:: RECORDS

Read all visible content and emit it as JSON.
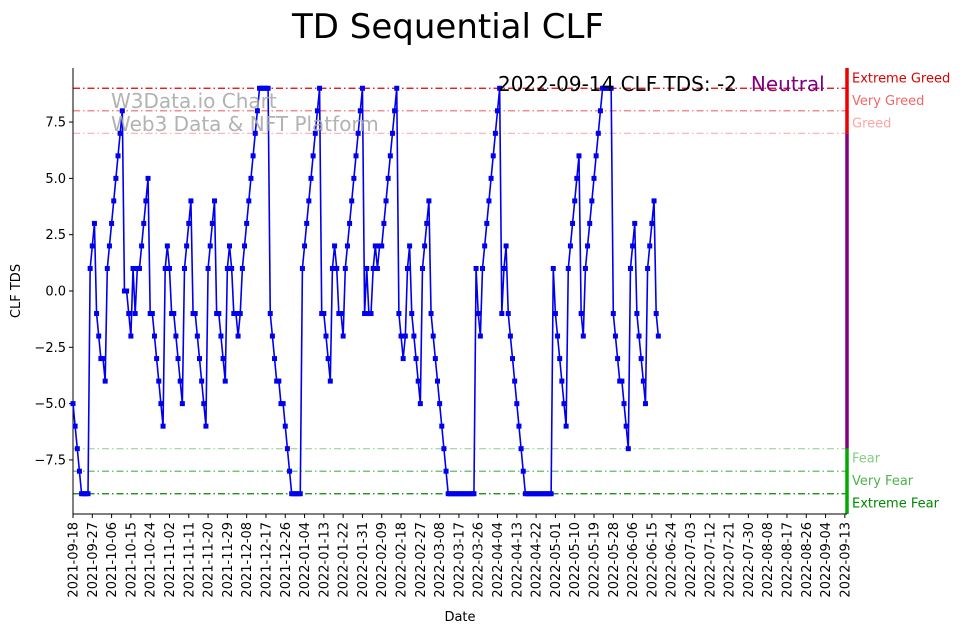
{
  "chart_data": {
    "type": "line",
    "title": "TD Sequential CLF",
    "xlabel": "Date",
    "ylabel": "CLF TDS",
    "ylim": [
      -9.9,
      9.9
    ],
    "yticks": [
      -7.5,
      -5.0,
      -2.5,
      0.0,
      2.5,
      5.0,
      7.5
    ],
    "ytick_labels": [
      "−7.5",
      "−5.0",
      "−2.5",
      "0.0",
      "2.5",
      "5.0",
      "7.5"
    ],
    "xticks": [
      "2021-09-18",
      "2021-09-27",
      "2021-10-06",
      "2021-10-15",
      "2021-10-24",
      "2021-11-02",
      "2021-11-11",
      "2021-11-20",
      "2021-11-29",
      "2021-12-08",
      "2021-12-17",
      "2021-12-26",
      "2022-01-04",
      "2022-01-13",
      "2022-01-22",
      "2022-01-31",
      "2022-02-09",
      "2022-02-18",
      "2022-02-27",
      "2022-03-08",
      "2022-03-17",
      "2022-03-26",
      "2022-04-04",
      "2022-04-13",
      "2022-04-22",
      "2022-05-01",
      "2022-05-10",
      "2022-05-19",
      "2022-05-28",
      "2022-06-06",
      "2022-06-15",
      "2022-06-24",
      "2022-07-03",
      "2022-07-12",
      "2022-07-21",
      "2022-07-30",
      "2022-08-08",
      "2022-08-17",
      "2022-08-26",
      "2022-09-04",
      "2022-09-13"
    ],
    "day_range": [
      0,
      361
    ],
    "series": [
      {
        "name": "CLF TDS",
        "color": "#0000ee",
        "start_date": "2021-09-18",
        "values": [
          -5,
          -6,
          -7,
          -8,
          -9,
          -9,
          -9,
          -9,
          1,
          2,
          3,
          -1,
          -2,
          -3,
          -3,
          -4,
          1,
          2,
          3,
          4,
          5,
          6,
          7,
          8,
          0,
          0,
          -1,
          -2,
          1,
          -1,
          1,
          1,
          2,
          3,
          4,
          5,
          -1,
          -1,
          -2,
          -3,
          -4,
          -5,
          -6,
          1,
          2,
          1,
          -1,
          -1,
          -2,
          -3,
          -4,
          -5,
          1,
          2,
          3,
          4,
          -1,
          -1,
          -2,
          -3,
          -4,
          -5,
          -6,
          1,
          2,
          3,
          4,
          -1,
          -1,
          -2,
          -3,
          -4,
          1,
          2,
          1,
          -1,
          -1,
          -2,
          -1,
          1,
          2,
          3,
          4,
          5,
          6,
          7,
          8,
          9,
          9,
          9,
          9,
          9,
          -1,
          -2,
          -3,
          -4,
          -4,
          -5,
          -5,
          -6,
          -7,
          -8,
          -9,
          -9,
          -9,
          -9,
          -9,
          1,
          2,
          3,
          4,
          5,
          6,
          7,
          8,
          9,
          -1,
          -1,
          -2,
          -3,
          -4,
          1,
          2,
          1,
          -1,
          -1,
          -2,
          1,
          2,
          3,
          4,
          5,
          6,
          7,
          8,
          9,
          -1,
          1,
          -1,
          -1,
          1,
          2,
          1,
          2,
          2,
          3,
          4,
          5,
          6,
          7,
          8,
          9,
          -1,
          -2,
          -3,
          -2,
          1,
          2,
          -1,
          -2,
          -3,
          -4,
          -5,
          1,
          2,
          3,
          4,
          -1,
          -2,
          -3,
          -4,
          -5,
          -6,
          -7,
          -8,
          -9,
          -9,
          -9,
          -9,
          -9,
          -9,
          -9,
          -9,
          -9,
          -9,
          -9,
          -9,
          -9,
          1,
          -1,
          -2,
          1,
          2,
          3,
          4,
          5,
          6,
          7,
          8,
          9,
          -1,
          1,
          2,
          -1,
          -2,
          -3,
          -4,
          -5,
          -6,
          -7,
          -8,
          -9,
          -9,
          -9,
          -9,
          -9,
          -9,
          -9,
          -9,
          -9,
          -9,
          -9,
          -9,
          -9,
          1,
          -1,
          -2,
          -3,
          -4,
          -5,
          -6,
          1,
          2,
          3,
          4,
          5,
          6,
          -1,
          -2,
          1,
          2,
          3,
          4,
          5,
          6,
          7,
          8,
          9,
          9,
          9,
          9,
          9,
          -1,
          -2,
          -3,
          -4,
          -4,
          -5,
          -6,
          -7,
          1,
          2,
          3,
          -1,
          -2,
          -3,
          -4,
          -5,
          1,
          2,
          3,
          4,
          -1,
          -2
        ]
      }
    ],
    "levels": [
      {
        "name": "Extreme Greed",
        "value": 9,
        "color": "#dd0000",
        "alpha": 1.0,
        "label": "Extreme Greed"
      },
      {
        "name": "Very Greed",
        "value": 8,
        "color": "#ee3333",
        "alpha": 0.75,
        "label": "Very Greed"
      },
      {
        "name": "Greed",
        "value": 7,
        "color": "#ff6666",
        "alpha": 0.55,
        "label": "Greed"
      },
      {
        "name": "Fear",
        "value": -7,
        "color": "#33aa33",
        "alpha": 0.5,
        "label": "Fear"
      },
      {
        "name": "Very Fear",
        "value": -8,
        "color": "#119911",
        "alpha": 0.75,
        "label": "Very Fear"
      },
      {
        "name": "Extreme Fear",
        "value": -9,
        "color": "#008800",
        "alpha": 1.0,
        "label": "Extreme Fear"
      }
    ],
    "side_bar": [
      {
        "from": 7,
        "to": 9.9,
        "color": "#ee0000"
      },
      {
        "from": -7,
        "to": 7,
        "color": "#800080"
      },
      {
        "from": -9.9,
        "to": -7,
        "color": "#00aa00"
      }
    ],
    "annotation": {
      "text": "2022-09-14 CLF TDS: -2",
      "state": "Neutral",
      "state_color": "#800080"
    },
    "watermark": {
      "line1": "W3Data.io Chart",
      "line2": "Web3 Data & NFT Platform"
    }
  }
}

::::

## [WHAT IS REQUIRED]
Write the number of lines containing the word "name" and nothing besides it.

## [SOLUTION]
7